_DATA SHOWN_.

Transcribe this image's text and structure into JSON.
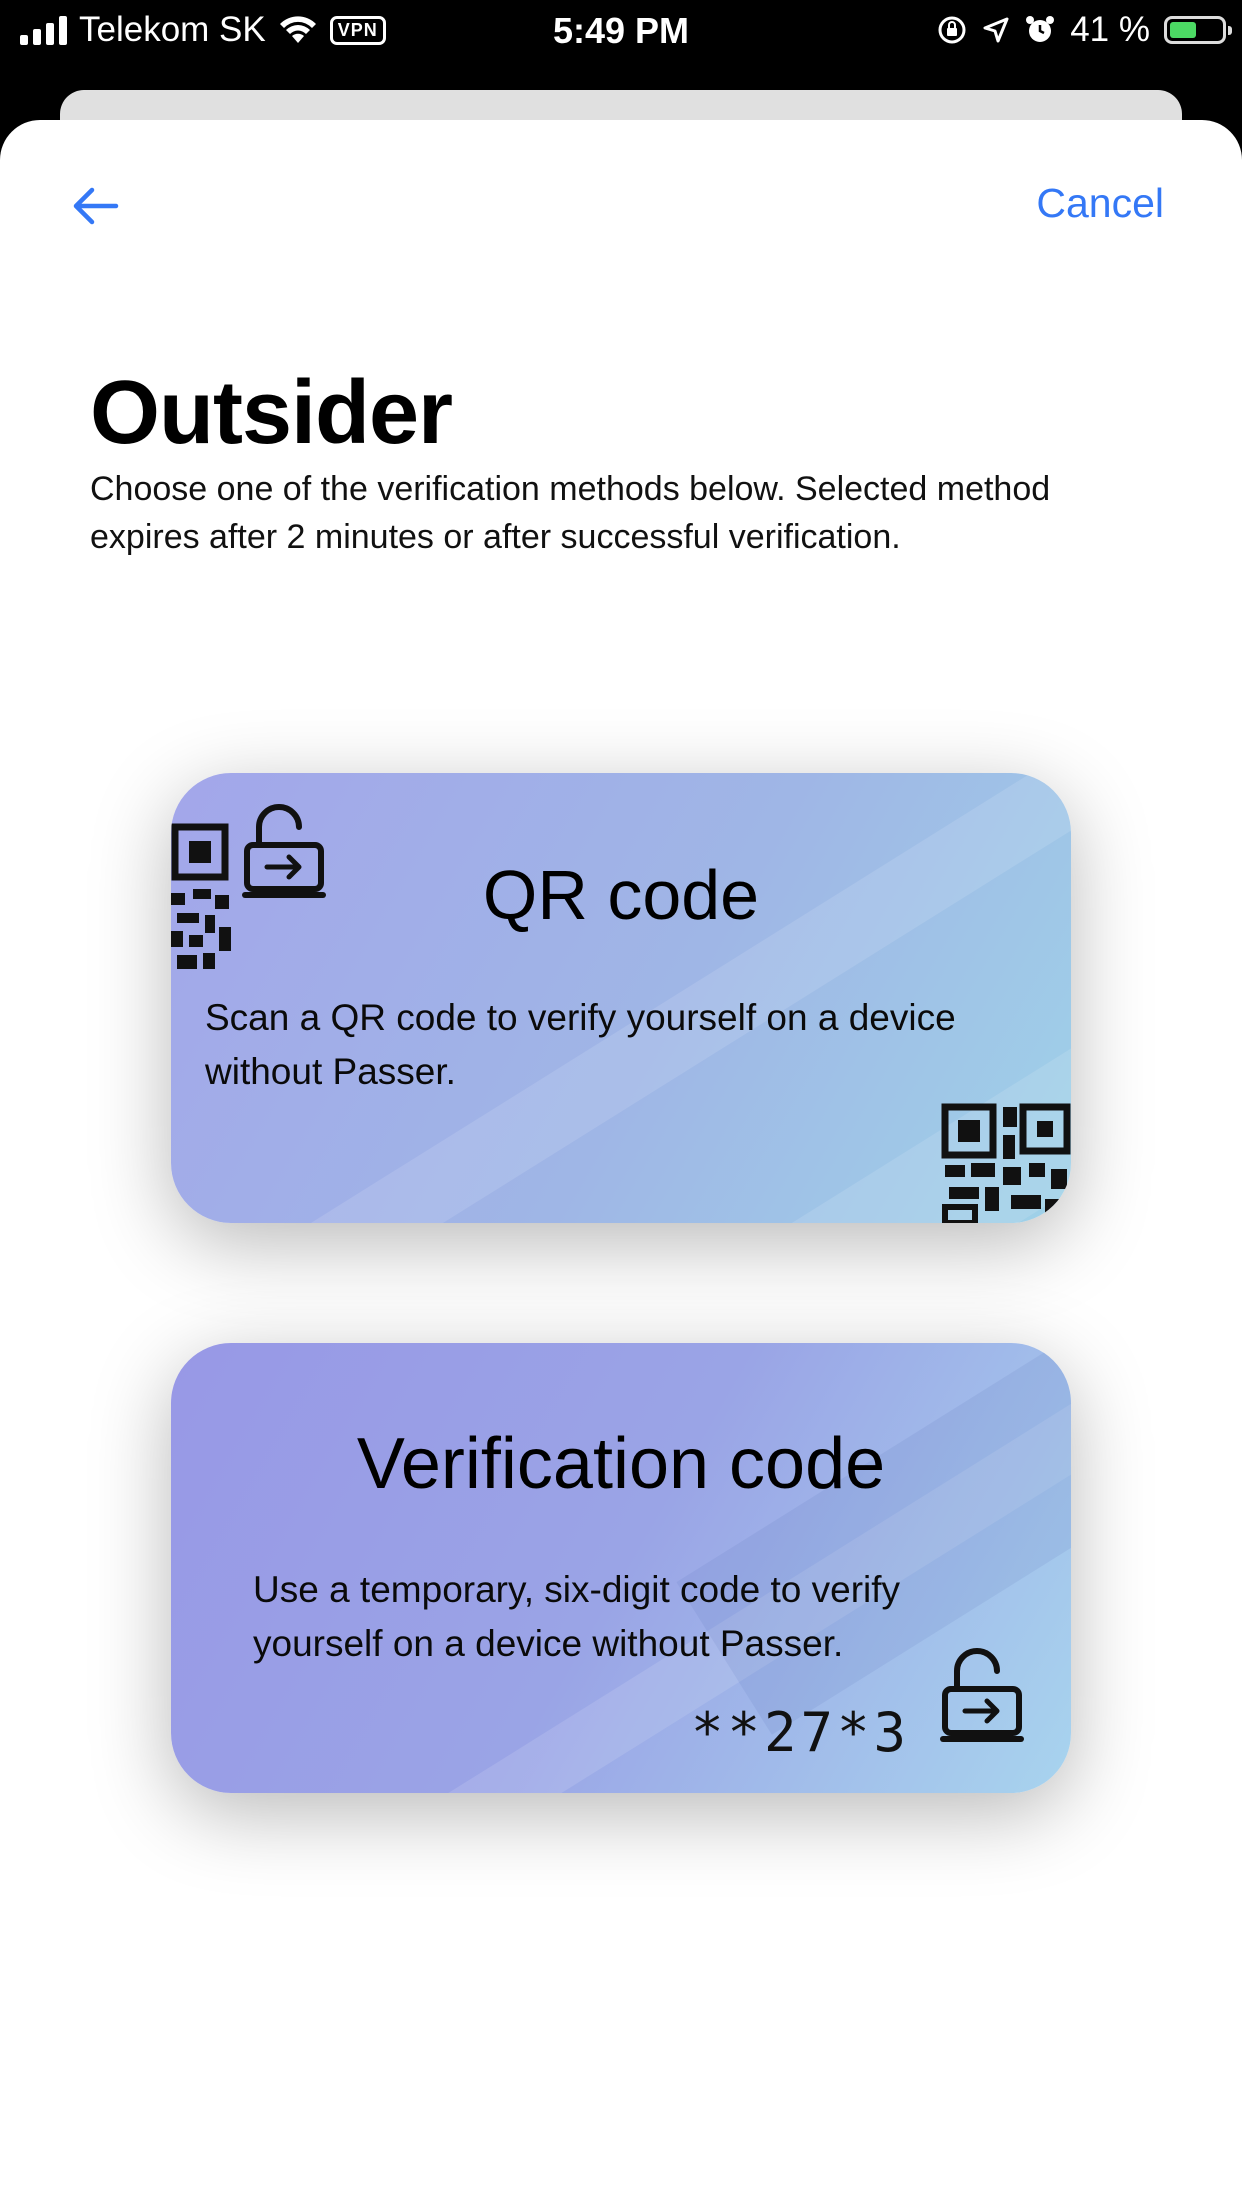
{
  "status_bar": {
    "carrier": "Telekom SK",
    "vpn": "VPN",
    "time": "5:49 PM",
    "battery_percent": "41 %",
    "battery_level": 0.41
  },
  "nav": {
    "back_icon": "arrow-left-icon",
    "cancel_label": "Cancel"
  },
  "page": {
    "title": "Outsider",
    "description": "Choose one of the verification methods below. Selected method expires after 2 minutes or after successful verification."
  },
  "cards": [
    {
      "title": "QR code",
      "text": "Scan a QR code to verify yourself on a device without Passer.",
      "icons": [
        "qr-code-icon",
        "unlock-login-icon"
      ]
    },
    {
      "title": "Verification code",
      "text": "Use a temporary, six-digit code to verify yourself on a device without Passer.",
      "code": "**27*3",
      "icons": [
        "unlock-login-icon"
      ]
    }
  ],
  "colors": {
    "accent": "#3478f6",
    "card_qr_start": "#a3a6ea",
    "card_qr_end": "#9fd2e8",
    "card_vc_start": "#9898e6",
    "card_vc_end": "#a8d4ee"
  }
}
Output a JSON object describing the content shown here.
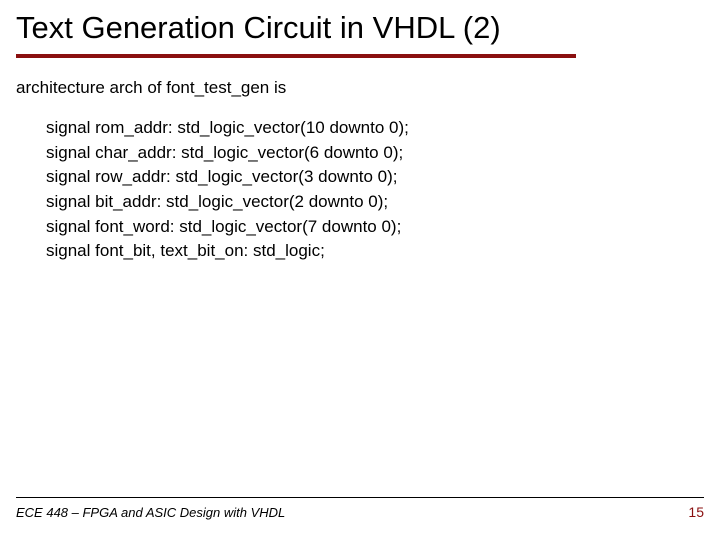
{
  "title": "Text Generation Circuit in VHDL (2)",
  "arch_decl": "architecture arch of font_test_gen is",
  "signals": [
    "signal rom_addr: std_logic_vector(10 downto 0);",
    "signal char_addr: std_logic_vector(6 downto 0);",
    "signal row_addr: std_logic_vector(3 downto 0);",
    "signal bit_addr: std_logic_vector(2 downto 0);",
    "signal font_word: std_logic_vector(7 downto 0);",
    "signal font_bit, text_bit_on: std_logic;"
  ],
  "footer": {
    "course": "ECE 448 – FPGA and ASIC Design with VHDL",
    "page": "15"
  }
}
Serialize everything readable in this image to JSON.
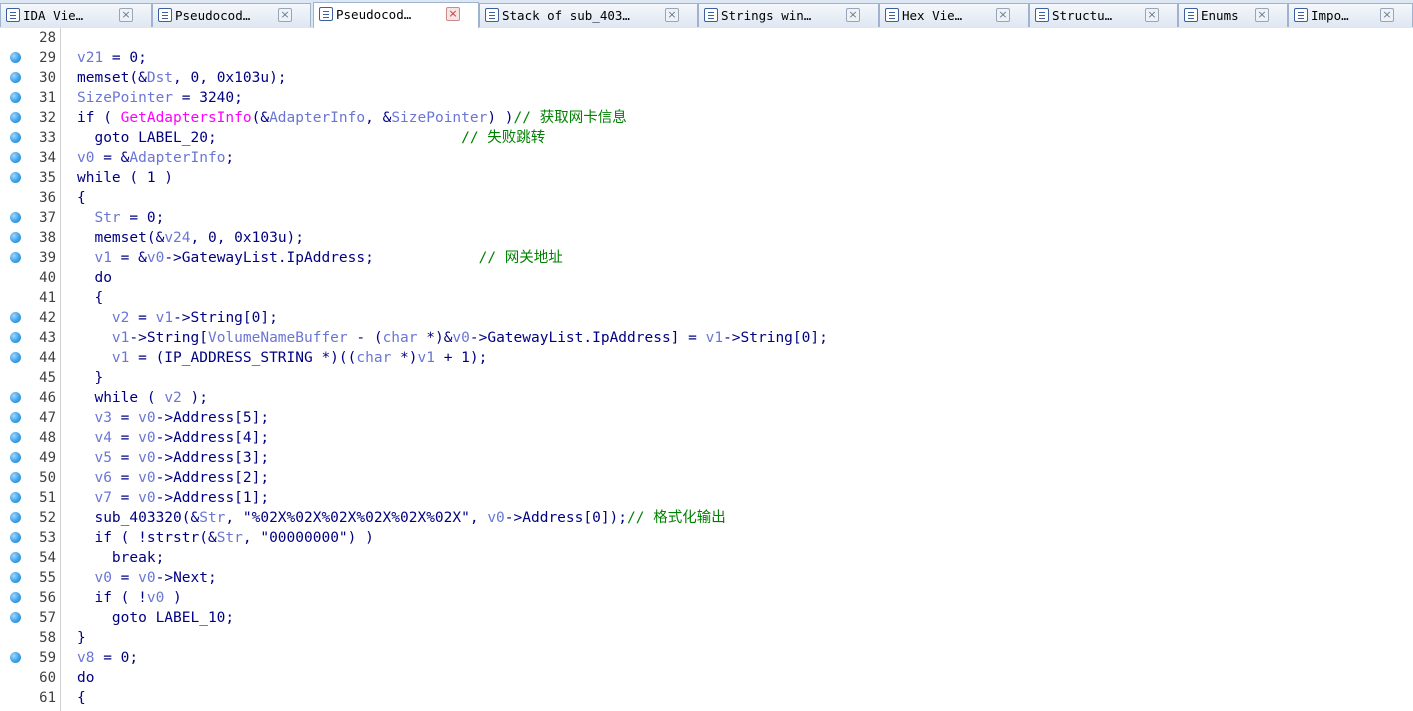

_SET PROBLEM_.
Copy every line of the records above that holds the word "yourself".

_REPLY_.
      "text": "Scan a QR code to verify yourself on a device without Passer.",
      "text": "Use a temporary, six-digit code to verify yourself on a device without Passer.",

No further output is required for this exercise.